Data records

********************

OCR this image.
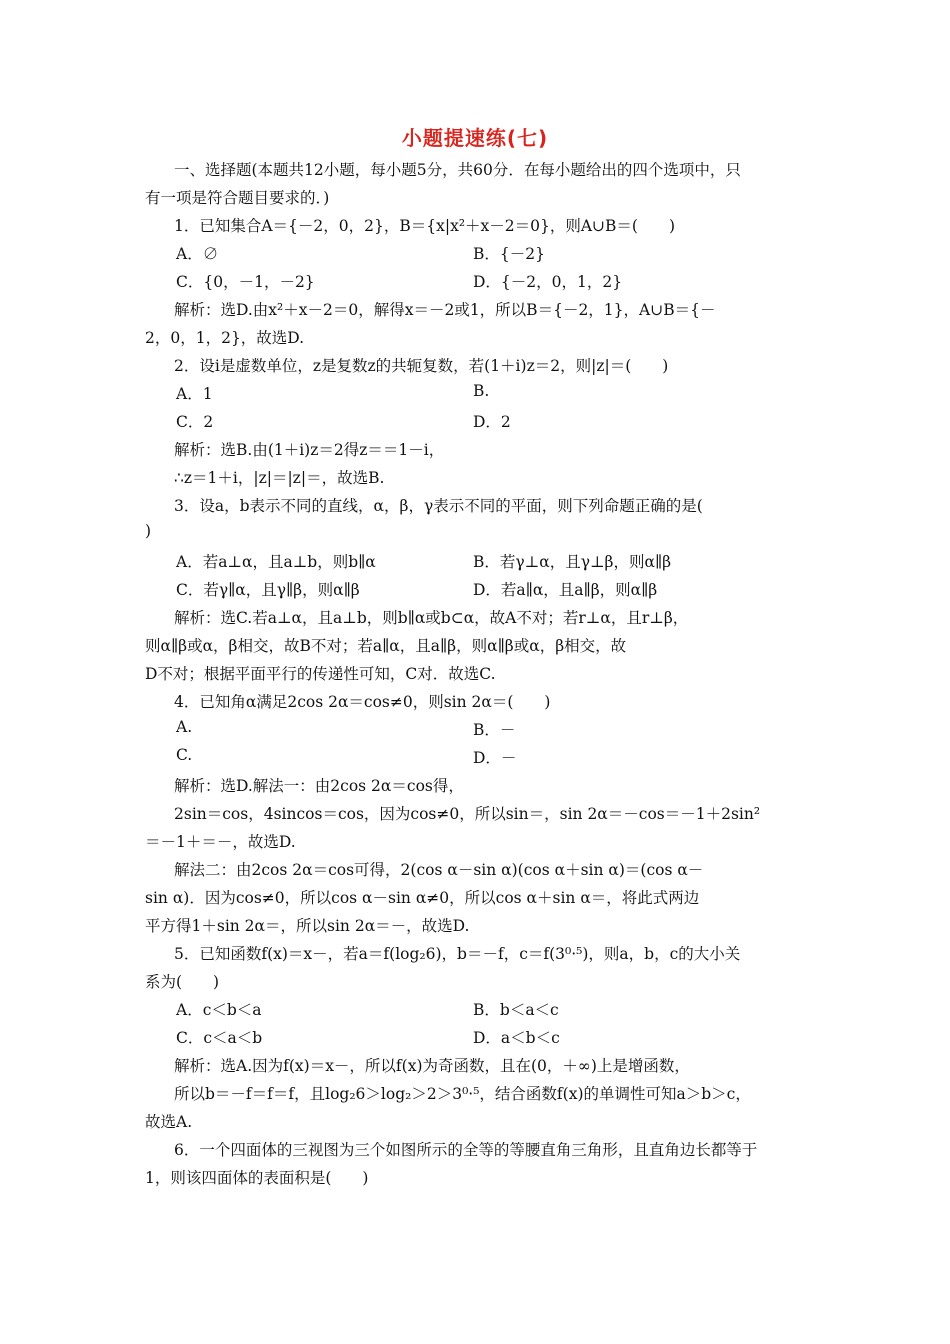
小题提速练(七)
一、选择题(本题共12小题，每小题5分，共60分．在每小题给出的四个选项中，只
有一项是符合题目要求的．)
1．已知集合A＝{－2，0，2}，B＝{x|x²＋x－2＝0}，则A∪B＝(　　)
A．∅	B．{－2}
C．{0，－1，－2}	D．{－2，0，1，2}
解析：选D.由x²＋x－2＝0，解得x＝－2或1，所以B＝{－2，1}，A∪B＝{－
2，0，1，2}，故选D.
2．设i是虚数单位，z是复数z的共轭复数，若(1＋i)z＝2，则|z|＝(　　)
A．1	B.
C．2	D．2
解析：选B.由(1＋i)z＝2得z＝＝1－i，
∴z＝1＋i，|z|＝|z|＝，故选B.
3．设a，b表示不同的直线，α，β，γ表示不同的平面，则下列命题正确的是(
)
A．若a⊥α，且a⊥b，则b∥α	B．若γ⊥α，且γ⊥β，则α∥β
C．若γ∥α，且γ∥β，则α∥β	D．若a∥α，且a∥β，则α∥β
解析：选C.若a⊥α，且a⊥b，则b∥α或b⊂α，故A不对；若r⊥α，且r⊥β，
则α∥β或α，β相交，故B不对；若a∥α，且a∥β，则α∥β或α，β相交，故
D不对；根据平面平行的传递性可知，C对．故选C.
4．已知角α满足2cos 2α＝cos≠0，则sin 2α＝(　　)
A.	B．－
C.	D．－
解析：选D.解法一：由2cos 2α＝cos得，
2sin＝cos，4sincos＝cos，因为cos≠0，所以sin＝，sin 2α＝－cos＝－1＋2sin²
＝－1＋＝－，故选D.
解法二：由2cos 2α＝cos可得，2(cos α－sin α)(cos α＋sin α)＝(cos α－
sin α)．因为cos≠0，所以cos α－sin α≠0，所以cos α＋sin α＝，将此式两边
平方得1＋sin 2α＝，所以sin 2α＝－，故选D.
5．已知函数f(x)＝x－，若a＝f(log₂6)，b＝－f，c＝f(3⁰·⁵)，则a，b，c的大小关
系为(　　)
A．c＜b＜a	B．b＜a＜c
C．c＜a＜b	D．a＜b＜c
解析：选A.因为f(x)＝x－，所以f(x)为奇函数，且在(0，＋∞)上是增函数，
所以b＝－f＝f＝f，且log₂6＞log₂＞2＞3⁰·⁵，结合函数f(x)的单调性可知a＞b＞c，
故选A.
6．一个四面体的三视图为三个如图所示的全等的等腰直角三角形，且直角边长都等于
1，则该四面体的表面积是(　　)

********************

● Work instructions
Repeat the data exactly in full, omitting its pictures.

● Written response
OCR this image.
小题提速练(七)
一、选择题(本题共12小题，每小题5分，共60分．在每小题给出的四个选项中，只
有一项是符合题目要求的．)
1．已知集合A＝{－2，0，2}，B＝{x|x²＋x－2＝0}，则A∪B＝(　　)
A．∅	B．{－2}
C．{0，－1，－2}	D．{－2，0，1，2}
解析：选D.由x²＋x－2＝0，解得x＝－2或1，所以B＝{－2，1}，A∪B＝{－
2，0，1，2}，故选D.
2．设i是虚数单位，z是复数z的共轭复数，若(1＋i)z＝2，则|z|＝(　　)
A．1	B.
C．2	D．2
解析：选B.由(1＋i)z＝2得z＝＝1－i，
∴z＝1＋i，|z|＝|z|＝，故选B.
3．设a，b表示不同的直线，α，β，γ表示不同的平面，则下列命题正确的是(
)
A．若a⊥α，且a⊥b，则b∥α	B．若γ⊥α，且γ⊥β，则α∥β
C．若γ∥α，且γ∥β，则α∥β	D．若a∥α，且a∥β，则α∥β
解析：选C.若a⊥α，且a⊥b，则b∥α或b⊂α，故A不对；若r⊥α，且r⊥β，
则α∥β或α，β相交，故B不对；若a∥α，且a∥β，则α∥β或α，β相交，故
D不对；根据平面平行的传递性可知，C对．故选C.
4．已知角α满足2cos 2α＝cos≠0，则sin 2α＝(　　)
A.	B．－
C.	D．－
解析：选D.解法一：由2cos 2α＝cos得，
2sin＝cos，4sincos＝cos，因为cos≠0，所以sin＝，sin 2α＝－cos＝－1＋2sin²
＝－1＋＝－，故选D.
解法二：由2cos 2α＝cos可得，2(cos α－sin α)(cos α＋sin α)＝(cos α－
sin α)．因为cos≠0，所以cos α－sin α≠0，所以cos α＋sin α＝，将此式两边
平方得1＋sin 2α＝，所以sin 2α＝－，故选D.
5．已知函数f(x)＝x－，若a＝f(log₂6)，b＝－f，c＝f(3⁰·⁵)，则a，b，c的大小关
系为(　　)
A．c＜b＜a	B．b＜a＜c
C．c＜a＜b	D．a＜b＜c
解析：选A.因为f(x)＝x－，所以f(x)为奇函数，且在(0，＋∞)上是增函数，
所以b＝－f＝f＝f，且log₂6＞log₂＞2＞3⁰·⁵，结合函数f(x)的单调性可知a＞b＞c，
故选A.
6．一个四面体的三视图为三个如图所示的全等的等腰直角三角形，且直角边长都等于
1，则该四面体的表面积是(　　)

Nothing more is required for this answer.